Extracted material =
* * *
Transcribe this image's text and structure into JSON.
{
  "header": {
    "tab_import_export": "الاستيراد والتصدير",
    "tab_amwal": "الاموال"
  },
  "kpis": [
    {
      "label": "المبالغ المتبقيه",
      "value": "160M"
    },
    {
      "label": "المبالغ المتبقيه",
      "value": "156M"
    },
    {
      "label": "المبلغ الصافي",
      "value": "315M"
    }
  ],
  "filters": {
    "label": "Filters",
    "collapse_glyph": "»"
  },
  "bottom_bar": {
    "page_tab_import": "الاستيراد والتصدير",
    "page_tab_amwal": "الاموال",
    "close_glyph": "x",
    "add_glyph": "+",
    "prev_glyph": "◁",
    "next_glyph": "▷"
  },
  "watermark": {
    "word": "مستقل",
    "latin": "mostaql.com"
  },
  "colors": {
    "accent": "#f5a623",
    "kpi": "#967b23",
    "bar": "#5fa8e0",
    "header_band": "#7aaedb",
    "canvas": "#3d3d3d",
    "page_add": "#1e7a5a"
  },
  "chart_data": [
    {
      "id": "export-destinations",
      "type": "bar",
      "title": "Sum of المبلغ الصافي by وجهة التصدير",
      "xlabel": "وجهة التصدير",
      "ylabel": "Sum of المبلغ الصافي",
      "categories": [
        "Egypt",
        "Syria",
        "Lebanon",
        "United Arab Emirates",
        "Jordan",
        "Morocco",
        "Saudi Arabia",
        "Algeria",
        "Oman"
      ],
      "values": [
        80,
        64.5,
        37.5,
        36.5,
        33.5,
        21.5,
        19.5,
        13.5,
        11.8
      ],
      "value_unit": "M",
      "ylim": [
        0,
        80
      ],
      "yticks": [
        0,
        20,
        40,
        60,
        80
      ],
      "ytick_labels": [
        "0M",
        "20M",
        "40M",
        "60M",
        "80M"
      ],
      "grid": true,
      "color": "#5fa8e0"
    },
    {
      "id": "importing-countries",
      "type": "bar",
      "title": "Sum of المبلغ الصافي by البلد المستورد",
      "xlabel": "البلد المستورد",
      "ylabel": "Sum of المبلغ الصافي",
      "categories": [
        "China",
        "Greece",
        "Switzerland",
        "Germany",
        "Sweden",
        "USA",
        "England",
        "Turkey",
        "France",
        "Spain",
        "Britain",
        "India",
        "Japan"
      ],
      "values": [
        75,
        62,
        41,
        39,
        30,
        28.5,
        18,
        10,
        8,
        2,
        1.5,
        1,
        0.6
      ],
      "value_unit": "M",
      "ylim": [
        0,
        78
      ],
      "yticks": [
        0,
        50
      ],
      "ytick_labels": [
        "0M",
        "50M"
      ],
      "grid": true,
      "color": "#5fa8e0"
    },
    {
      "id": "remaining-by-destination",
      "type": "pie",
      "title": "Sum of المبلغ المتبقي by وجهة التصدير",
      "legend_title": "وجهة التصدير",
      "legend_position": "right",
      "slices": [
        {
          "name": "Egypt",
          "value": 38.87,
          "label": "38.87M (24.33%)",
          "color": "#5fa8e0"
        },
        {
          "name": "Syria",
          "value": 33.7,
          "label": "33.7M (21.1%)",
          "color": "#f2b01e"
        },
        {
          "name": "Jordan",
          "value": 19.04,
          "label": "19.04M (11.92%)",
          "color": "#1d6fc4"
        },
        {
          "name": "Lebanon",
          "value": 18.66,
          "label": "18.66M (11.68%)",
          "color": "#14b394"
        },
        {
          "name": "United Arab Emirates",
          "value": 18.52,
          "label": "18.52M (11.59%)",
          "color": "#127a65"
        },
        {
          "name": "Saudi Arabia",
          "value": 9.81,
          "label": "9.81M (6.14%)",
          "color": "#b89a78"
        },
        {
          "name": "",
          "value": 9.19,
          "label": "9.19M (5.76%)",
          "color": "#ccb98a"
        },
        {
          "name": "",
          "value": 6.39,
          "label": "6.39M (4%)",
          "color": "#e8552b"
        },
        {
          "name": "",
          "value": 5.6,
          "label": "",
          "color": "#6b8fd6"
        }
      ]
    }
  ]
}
* * *
What you should do =
Copy out each line that contains the word "المستورد".

Correct answer =
      "title": "Sum of المبلغ الصافي by البلد المستورد",
      "xlabel": "البلد المستورد",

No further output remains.